*原文:*
════

如何向LLMChain添加内存#
本教程将介绍如何使用Memory类与LLMChain。在本次演示中,我们将添加ConversationBufferMemory
类,但这可以是任何内存类。
from langchain.memory import ConversationBufferMemory
from langchain import OpenAI, LLMChain, PromptTemplate
最重要的步骤是正确设置提示。在下面的提示中,我们有两个输入键:一个用于实际输入,另一个用于来自Memory类的输入。重要的是,确保PromptTemplate和ConversationBufferMemory中的键匹配(chat_history
)。
template = """You are a chatbot having a conversation with a human.
{chat_history}
Human: {human_input}
Chatbot:"""
prompt = PromptTemplate(
input_variables=["chat_history", "human_input"],
template=template
)
memory = ConversationBufferMemory(memory_key="chat_history")
llm_chain = LLMChain(
llm=OpenAI(),
prompt=prompt,
verbose=True,
memory=memory,
)

════

*已知信息:*

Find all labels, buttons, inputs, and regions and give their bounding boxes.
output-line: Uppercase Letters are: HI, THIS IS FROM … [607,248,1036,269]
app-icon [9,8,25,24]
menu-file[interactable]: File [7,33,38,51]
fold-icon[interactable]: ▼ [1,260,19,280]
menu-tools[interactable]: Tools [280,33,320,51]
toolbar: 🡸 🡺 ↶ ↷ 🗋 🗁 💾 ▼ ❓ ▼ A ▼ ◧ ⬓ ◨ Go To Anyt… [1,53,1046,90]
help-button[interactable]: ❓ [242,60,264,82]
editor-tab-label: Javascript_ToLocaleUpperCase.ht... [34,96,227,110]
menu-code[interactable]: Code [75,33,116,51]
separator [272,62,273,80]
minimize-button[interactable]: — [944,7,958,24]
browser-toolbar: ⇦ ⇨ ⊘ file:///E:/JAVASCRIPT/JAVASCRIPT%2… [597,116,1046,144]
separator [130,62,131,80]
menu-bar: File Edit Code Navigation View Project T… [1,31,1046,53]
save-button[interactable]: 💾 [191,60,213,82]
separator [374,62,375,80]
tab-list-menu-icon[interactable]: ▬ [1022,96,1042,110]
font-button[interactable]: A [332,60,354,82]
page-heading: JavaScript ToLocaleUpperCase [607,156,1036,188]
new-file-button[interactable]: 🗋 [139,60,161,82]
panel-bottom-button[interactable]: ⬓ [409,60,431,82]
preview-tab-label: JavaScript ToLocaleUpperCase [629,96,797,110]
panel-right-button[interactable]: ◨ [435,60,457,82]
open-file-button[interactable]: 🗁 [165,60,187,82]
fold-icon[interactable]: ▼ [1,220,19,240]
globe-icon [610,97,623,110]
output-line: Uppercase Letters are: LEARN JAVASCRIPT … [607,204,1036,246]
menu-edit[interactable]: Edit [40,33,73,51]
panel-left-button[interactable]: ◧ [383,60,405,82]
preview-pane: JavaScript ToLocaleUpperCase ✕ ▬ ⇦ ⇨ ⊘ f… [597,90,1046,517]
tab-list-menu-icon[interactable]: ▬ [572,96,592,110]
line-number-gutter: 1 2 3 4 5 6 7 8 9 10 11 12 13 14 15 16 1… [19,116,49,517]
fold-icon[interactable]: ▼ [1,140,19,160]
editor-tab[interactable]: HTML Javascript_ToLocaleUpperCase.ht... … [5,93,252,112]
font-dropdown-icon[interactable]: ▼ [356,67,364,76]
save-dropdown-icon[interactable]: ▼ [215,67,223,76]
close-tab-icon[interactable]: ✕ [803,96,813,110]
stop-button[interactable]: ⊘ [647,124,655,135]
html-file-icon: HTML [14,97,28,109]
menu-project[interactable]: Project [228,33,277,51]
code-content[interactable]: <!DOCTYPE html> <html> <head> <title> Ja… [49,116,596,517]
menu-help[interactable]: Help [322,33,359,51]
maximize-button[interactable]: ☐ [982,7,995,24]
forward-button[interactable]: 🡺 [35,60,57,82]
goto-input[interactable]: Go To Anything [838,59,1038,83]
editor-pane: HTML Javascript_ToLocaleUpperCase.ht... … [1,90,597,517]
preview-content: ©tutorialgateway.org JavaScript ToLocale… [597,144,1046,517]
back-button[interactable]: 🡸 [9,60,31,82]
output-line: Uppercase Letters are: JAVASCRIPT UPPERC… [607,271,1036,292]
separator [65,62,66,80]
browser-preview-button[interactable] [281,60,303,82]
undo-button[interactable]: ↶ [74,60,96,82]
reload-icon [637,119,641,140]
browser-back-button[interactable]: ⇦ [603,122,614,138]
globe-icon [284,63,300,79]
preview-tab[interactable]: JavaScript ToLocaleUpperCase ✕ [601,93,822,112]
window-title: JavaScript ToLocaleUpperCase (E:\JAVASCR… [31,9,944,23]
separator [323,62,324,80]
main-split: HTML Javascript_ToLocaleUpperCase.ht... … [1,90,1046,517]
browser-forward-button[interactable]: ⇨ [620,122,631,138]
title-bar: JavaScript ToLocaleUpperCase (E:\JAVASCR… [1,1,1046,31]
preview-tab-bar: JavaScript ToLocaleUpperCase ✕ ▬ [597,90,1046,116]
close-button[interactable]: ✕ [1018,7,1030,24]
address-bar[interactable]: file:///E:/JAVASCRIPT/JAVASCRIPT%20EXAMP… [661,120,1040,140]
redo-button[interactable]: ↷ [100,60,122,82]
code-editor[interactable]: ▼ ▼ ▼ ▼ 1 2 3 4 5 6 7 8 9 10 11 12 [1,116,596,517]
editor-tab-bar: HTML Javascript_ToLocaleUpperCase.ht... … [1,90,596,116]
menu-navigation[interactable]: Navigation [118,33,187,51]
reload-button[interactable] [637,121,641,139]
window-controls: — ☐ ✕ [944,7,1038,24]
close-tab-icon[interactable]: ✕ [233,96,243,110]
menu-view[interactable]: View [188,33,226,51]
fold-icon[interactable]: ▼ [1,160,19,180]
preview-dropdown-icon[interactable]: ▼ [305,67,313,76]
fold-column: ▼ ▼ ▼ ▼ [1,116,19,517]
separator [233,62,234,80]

════

*完成下列任务:*
(A) 把原文中的“最重要的步骤是正确设置提示。”译成英文。
(B) 复写原文从“如何向LLMChain添加内存#”到“with a human.”之间的内容,首尾两处都要包括。
(C) 原文中的提示为什么有两个输入键?用一到三句话回答。

*结果:*
(A) The most important step is to set up the prompt correctly.

(B)
如何向LLMChain添加内存#
本教程将介绍如何使用Memory类与LLMChain。在本次演示中,我们将添加ConversationBufferMemory
类,但这可以是任何内存类。
from langchain.memory import ConversationBufferMemory
from langchain import OpenAI, LLMChain, PromptTemplate
最重要的步骤是正确设置提示。在下面的提示中,我们有两个输入键:一个用于实际输入,另一个用于来自Memory类的输入。重要的是,确保PromptTemplate和ConversationBufferMemory中的键匹配(chat_history
)。
template = """You are a chatbot having a conversation with a human.

(C) 一个输入键用于实际输入,即human_input;另一个用于来自Memory类的输入,即chat_history。